■ **Exercise goal**:
Print the entries verbatim, leaving out the images they contain.

■ **Material supplied**:
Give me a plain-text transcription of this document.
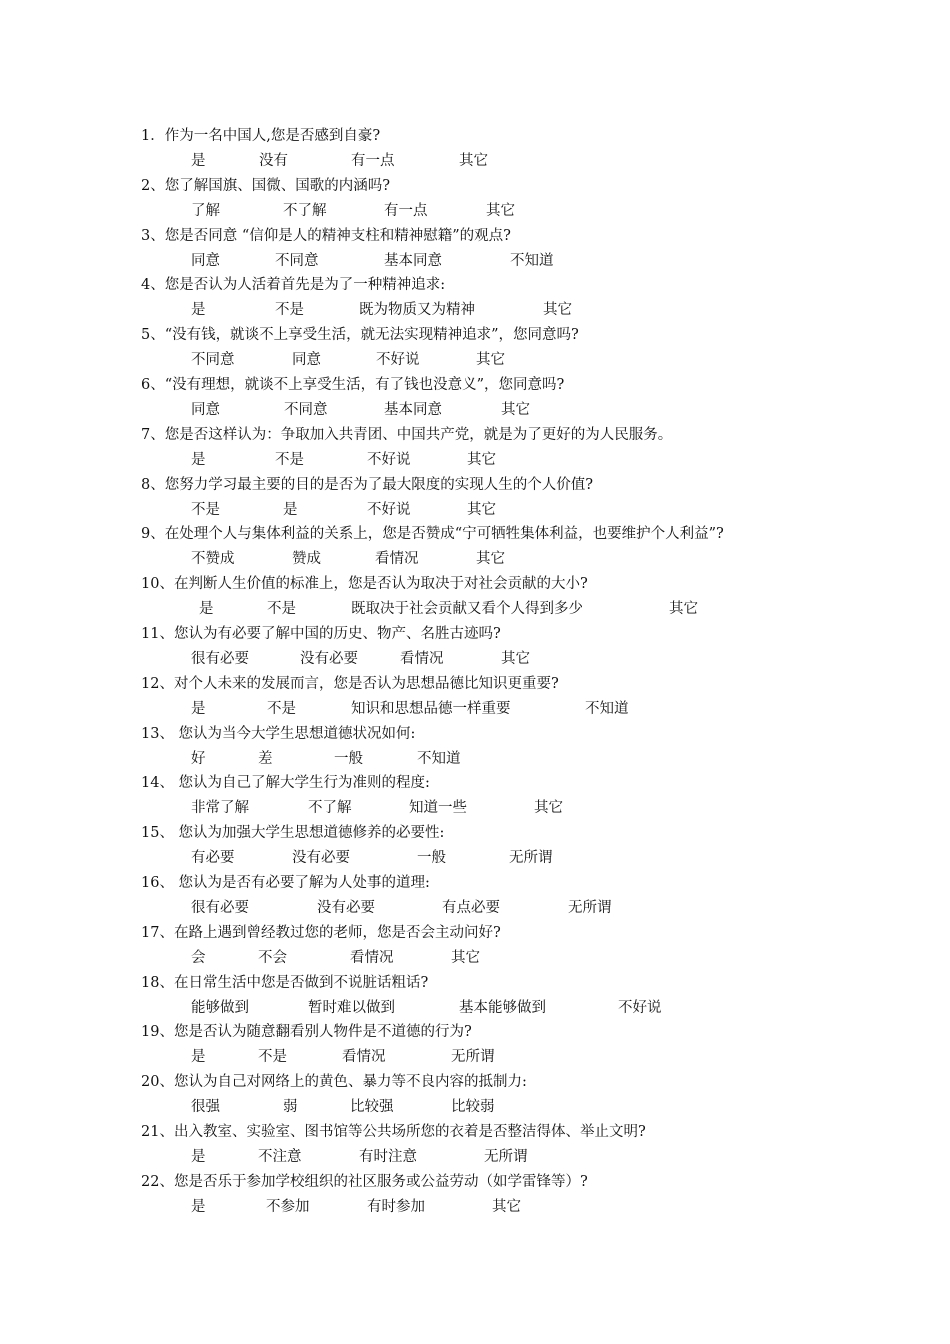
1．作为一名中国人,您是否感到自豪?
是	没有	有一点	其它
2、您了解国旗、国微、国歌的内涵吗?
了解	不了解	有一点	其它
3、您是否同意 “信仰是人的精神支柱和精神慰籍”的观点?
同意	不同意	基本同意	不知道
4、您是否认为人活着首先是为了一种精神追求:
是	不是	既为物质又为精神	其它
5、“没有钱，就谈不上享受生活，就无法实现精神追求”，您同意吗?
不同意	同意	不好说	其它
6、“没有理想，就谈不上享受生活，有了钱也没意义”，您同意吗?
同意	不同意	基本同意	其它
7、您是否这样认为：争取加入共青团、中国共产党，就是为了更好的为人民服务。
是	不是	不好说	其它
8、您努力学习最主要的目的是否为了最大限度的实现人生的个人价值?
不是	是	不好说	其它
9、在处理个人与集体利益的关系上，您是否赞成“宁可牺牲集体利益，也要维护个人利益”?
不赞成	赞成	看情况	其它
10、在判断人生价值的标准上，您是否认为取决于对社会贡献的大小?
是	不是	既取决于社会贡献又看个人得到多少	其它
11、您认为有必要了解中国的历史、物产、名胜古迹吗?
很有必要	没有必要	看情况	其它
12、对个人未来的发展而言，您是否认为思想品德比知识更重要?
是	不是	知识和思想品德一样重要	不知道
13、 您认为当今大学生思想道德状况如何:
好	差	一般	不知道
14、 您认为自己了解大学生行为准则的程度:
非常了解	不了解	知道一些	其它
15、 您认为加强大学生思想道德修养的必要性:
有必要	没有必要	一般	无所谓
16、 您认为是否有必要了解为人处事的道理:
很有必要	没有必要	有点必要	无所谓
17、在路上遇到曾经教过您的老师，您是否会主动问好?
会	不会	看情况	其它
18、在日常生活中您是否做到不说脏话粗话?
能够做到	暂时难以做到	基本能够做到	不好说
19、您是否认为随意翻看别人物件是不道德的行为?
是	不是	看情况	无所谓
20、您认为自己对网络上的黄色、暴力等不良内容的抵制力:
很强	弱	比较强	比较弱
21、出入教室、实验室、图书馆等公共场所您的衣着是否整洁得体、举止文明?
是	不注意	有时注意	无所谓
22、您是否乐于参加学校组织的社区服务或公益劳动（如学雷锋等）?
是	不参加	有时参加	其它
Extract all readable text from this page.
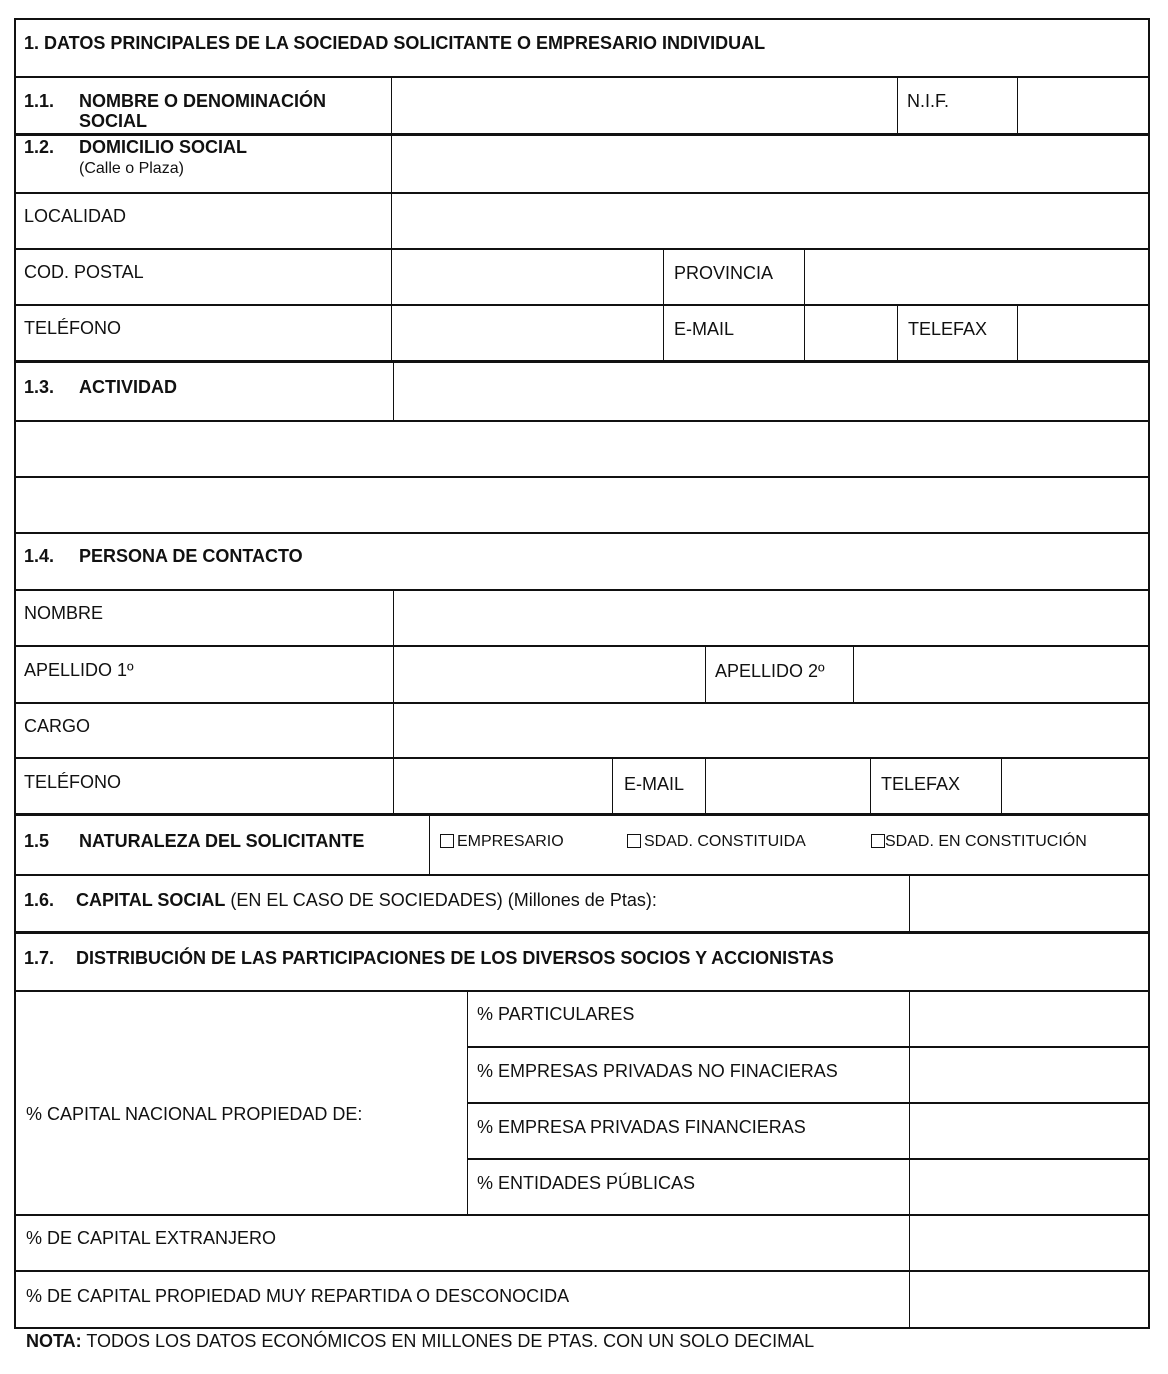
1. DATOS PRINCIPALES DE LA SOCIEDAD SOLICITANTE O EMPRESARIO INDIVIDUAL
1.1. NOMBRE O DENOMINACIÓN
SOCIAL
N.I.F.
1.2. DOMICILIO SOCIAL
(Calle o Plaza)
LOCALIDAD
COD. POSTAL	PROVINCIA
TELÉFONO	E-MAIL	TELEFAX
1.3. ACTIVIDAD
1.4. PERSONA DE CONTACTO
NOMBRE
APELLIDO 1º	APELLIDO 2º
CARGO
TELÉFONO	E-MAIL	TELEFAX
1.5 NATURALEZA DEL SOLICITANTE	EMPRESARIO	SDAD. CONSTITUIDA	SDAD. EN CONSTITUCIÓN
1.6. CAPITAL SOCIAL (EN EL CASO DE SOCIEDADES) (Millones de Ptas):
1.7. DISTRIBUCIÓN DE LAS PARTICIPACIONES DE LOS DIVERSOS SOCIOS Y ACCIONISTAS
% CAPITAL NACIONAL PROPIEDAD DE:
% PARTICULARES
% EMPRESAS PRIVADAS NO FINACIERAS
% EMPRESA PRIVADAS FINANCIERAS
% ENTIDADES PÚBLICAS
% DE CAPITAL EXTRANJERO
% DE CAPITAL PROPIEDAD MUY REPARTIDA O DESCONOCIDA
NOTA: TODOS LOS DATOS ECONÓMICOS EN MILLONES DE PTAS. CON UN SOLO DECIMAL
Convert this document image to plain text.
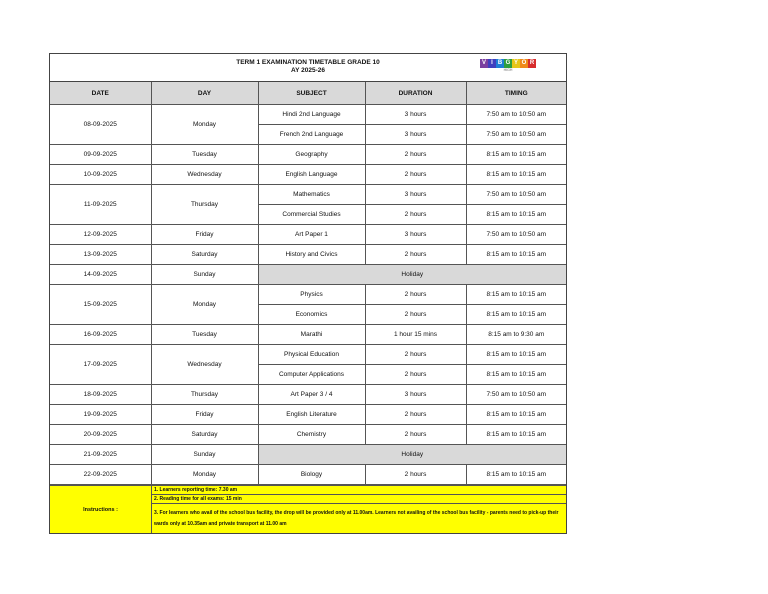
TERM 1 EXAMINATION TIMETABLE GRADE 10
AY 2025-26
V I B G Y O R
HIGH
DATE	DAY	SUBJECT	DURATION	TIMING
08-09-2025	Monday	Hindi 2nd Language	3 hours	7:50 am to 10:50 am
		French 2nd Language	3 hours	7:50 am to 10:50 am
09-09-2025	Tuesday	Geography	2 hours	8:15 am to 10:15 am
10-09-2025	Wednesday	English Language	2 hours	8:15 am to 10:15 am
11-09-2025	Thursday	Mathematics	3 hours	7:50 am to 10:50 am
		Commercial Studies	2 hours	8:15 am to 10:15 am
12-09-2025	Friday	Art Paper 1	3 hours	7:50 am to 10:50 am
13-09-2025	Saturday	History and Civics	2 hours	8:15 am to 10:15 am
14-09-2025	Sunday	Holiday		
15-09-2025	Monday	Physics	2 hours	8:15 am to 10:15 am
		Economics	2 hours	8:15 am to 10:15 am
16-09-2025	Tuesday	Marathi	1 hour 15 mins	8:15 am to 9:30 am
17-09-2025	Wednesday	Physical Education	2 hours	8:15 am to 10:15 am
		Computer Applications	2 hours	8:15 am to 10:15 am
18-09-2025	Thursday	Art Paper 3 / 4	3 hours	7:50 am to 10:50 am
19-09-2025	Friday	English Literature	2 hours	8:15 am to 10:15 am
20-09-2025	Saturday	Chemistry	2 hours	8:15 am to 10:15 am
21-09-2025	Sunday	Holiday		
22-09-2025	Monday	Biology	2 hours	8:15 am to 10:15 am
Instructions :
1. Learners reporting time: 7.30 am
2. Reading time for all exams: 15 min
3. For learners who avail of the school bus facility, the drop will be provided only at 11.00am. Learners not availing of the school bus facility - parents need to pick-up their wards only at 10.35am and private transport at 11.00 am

■ **Answer for the task**:
Give me a plain-text transcription of this document.
1．作为一名中国人,您是否感到自豪?
是	没有	有一点	其它
2、您了解国旗、国微、国歌的内涵吗?
了解	不了解	有一点	其它
3、您是否同意 “信仰是人的精神支柱和精神慰籍”的观点?
同意	不同意	基本同意	不知道
4、您是否认为人活着首先是为了一种精神追求:
是	不是	既为物质又为精神	其它
5、“没有钱，就谈不上享受生活，就无法实现精神追求”，您同意吗?
不同意	同意	不好说	其它
6、“没有理想，就谈不上享受生活，有了钱也没意义”，您同意吗?
同意	不同意	基本同意	其它
7、您是否这样认为：争取加入共青团、中国共产党，就是为了更好的为人民服务。
是	不是	不好说	其它
8、您努力学习最主要的目的是否为了最大限度的实现人生的个人价值?
不是	是	不好说	其它
9、在处理个人与集体利益的关系上，您是否赞成“宁可牺牲集体利益，也要维护个人利益”?
不赞成	赞成	看情况	其它
10、在判断人生价值的标准上，您是否认为取决于对社会贡献的大小?
是	不是	既取决于社会贡献又看个人得到多少	其它
11、您认为有必要了解中国的历史、物产、名胜古迹吗?
很有必要	没有必要	看情况	其它
12、对个人未来的发展而言，您是否认为思想品德比知识更重要?
是	不是	知识和思想品德一样重要	不知道
13、 您认为当今大学生思想道德状况如何:
好	差	一般	不知道
14、 您认为自己了解大学生行为准则的程度:
非常了解	不了解	知道一些	其它
15、 您认为加强大学生思想道德修养的必要性:
有必要	没有必要	一般	无所谓
16、 您认为是否有必要了解为人处事的道理:
很有必要	没有必要	有点必要	无所谓
17、在路上遇到曾经教过您的老师，您是否会主动问好?
会	不会	看情况	其它
18、在日常生活中您是否做到不说脏话粗话?
能够做到	暂时难以做到	基本能够做到	不好说
19、您是否认为随意翻看别人物件是不道德的行为?
是	不是	看情况	无所谓
20、您认为自己对网络上的黄色、暴力等不良内容的抵制力:
很强	弱	比较强	比较弱
21、出入教室、实验室、图书馆等公共场所您的衣着是否整洁得体、举止文明?
是	不注意	有时注意	无所谓
22、您是否乐于参加学校组织的社区服务或公益劳动（如学雷锋等）?
是	不参加	有时参加	其它
Extract all readable text from this page.
1. DATOS PRINCIPALES DE LA SOCIEDAD SOLICITANTE O EMPRESARIO INDIVIDUAL
1.1. NOMBRE O DENOMINACIÓN
SOCIAL
N.I.F.
1.2. DOMICILIO SOCIAL
(Calle o Plaza)
LOCALIDAD
COD. POSTAL	PROVINCIA
TELÉFONO	E-MAIL	TELEFAX
1.3. ACTIVIDAD
1.4. PERSONA DE CONTACTO
NOMBRE
APELLIDO 1º	APELLIDO 2º
CARGO
TELÉFONO	E-MAIL	TELEFAX
1.5 NATURALEZA DEL SOLICITANTE	EMPRESARIO	SDAD. CONSTITUIDA	SDAD. EN CONSTITUCIÓN
1.6. CAPITAL SOCIAL (EN EL CASO DE SOCIEDADES) (Millones de Ptas):
1.7. DISTRIBUCIÓN DE LAS PARTICIPACIONES DE LOS DIVERSOS SOCIOS Y ACCIONISTAS
% CAPITAL NACIONAL PROPIEDAD DE:
% PARTICULARES
% EMPRESAS PRIVADAS NO FINACIERAS
% EMPRESA PRIVADAS FINANCIERAS
% ENTIDADES PÚBLICAS
% DE CAPITAL EXTRANJERO
% DE CAPITAL PROPIEDAD MUY REPARTIDA O DESCONOCIDA
NOTA: TODOS LOS DATOS ECONÓMICOS EN MILLONES DE PTAS. CON UN SOLO DECIMAL
Convert this document image to plain text.
TERM 1 EXAMINATION TIMETABLE GRADE 10
AY 2025-26
V I B G Y O R
HIGH
DATE	DAY	SUBJECT	DURATION	TIMING
08-09-2025	Monday	Hindi 2nd Language	3 hours	7:50 am to 10:50 am
		French 2nd Language	3 hours	7:50 am to 10:50 am
09-09-2025	Tuesday	Geography	2 hours	8:15 am to 10:15 am
10-09-2025	Wednesday	English Language	2 hours	8:15 am to 10:15 am
11-09-2025	Thursday	Mathematics	3 hours	7:50 am to 10:50 am
		Commercial Studies	2 hours	8:15 am to 10:15 am
12-09-2025	Friday	Art Paper 1	3 hours	7:50 am to 10:50 am
13-09-2025	Saturday	History and Civics	2 hours	8:15 am to 10:15 am
14-09-2025	Sunday	Holiday		
15-09-2025	Monday	Physics	2 hours	8:15 am to 10:15 am
		Economics	2 hours	8:15 am to 10:15 am
16-09-2025	Tuesday	Marathi	1 hour 15 mins	8:15 am to 9:30 am
17-09-2025	Wednesday	Physical Education	2 hours	8:15 am to 10:15 am
		Computer Applications	2 hours	8:15 am to 10:15 am
18-09-2025	Thursday	Art Paper 3 / 4	3 hours	7:50 am to 10:50 am
19-09-2025	Friday	English Literature	2 hours	8:15 am to 10:15 am
20-09-2025	Saturday	Chemistry	2 hours	8:15 am to 10:15 am
21-09-2025	Sunday	Holiday		
22-09-2025	Monday	Biology	2 hours	8:15 am to 10:15 am
Instructions :
1. Learners reporting time: 7.30 am
2. Reading time for all exams: 15 min
3. For learners who avail of the school bus facility, the drop will be provided only at 11.00am. Learners not availing of the school bus facility - parents need to pick-up their wards only at 10.35am and private transport at 11.00 am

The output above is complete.